Figure collection entries >>
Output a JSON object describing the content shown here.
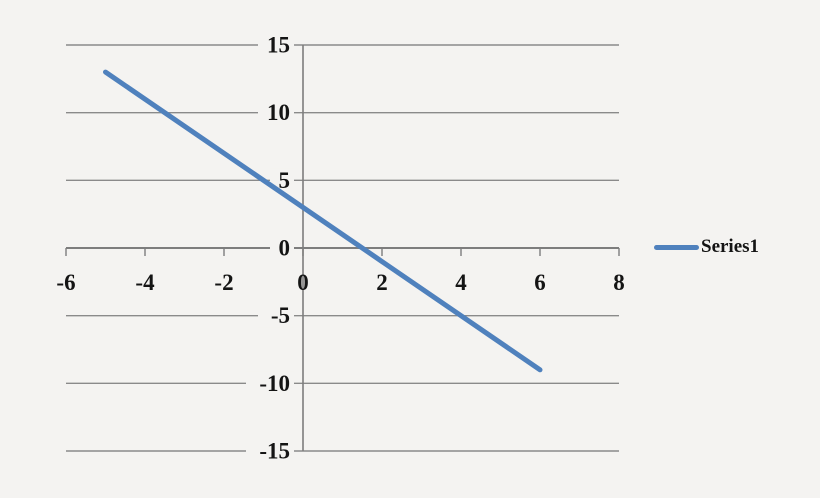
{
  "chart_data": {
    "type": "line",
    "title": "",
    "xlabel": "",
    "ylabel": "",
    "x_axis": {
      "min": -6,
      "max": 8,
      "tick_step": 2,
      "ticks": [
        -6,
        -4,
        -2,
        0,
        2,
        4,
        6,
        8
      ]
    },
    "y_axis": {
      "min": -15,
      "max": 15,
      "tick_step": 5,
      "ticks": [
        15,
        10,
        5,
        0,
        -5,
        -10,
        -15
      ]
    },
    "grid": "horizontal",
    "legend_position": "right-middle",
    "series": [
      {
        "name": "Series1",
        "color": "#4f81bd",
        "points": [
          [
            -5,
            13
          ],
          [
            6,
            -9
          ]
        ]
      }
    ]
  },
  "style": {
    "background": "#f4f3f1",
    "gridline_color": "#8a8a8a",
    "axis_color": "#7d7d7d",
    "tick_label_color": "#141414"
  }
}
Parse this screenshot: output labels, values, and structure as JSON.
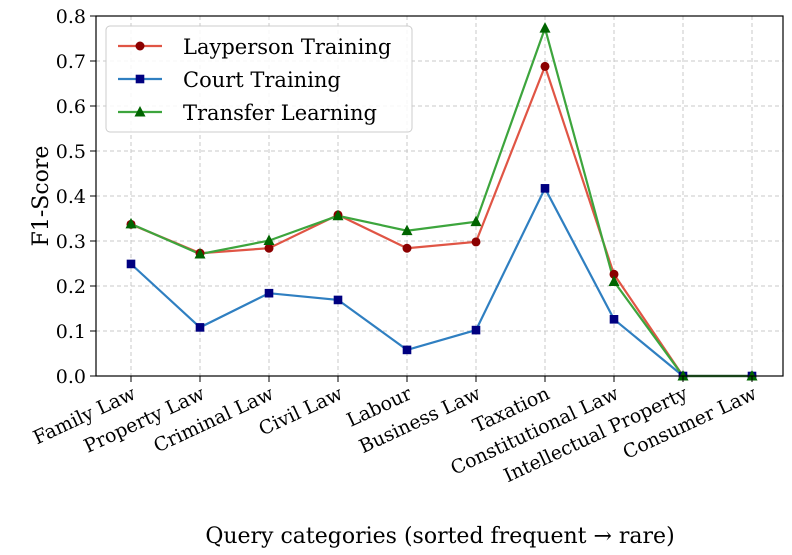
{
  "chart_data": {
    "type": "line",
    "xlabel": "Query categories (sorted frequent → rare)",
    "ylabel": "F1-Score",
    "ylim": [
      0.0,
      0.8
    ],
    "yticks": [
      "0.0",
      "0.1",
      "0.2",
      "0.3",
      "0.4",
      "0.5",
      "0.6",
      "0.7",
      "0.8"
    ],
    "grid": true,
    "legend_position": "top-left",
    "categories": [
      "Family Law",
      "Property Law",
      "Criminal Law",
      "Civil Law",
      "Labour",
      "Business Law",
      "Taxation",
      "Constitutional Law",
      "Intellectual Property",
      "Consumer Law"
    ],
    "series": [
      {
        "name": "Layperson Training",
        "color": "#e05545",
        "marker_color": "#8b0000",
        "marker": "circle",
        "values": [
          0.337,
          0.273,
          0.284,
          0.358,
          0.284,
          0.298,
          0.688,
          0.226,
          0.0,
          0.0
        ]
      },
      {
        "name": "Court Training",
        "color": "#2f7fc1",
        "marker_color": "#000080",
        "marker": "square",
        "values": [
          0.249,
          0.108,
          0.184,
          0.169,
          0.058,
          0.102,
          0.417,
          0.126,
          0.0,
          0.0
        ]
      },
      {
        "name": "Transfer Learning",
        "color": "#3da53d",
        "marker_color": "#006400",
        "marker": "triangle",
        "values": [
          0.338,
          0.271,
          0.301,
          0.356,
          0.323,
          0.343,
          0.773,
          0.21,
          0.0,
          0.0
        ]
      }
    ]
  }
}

Stated exercise >> Will you set down the records word for word while leaving out every picture?

Exercise result >>
Output a JSON object describing the content shown here.
{
  "chart_data": {
    "type": "line",
    "title": "",
    "xlabel": "",
    "ylabel": "",
    "x_axis": {
      "min": -6,
      "max": 8,
      "tick_step": 2,
      "ticks": [
        -6,
        -4,
        -2,
        0,
        2,
        4,
        6,
        8
      ]
    },
    "y_axis": {
      "min": -15,
      "max": 15,
      "tick_step": 5,
      "ticks": [
        15,
        10,
        5,
        0,
        -5,
        -10,
        -15
      ]
    },
    "grid": "horizontal",
    "legend_position": "right-middle",
    "series": [
      {
        "name": "Series1",
        "color": "#4f81bd",
        "points": [
          [
            -5,
            13
          ],
          [
            6,
            -9
          ]
        ]
      }
    ]
  },
  "style": {
    "background": "#f4f3f1",
    "gridline_color": "#8a8a8a",
    "axis_color": "#7d7d7d",
    "tick_label_color": "#141414"
  }
}
Parse this screenshot: output labels, values, and structure as JSON.
{
  "chart_data": {
    "type": "line",
    "xlabel": "Query categories (sorted frequent → rare)",
    "ylabel": "F1-Score",
    "ylim": [
      0.0,
      0.8
    ],
    "yticks": [
      "0.0",
      "0.1",
      "0.2",
      "0.3",
      "0.4",
      "0.5",
      "0.6",
      "0.7",
      "0.8"
    ],
    "grid": true,
    "legend_position": "top-left",
    "categories": [
      "Family Law",
      "Property Law",
      "Criminal Law",
      "Civil Law",
      "Labour",
      "Business Law",
      "Taxation",
      "Constitutional Law",
      "Intellectual Property",
      "Consumer Law"
    ],
    "series": [
      {
        "name": "Layperson Training",
        "color": "#e05545",
        "marker_color": "#8b0000",
        "marker": "circle",
        "values": [
          0.337,
          0.273,
          0.284,
          0.358,
          0.284,
          0.298,
          0.688,
          0.226,
          0.0,
          0.0
        ]
      },
      {
        "name": "Court Training",
        "color": "#2f7fc1",
        "marker_color": "#000080",
        "marker": "square",
        "values": [
          0.249,
          0.108,
          0.184,
          0.169,
          0.058,
          0.102,
          0.417,
          0.126,
          0.0,
          0.0
        ]
      },
      {
        "name": "Transfer Learning",
        "color": "#3da53d",
        "marker_color": "#006400",
        "marker": "triangle",
        "values": [
          0.338,
          0.271,
          0.301,
          0.356,
          0.323,
          0.343,
          0.773,
          0.21,
          0.0,
          0.0
        ]
      }
    ]
  }
}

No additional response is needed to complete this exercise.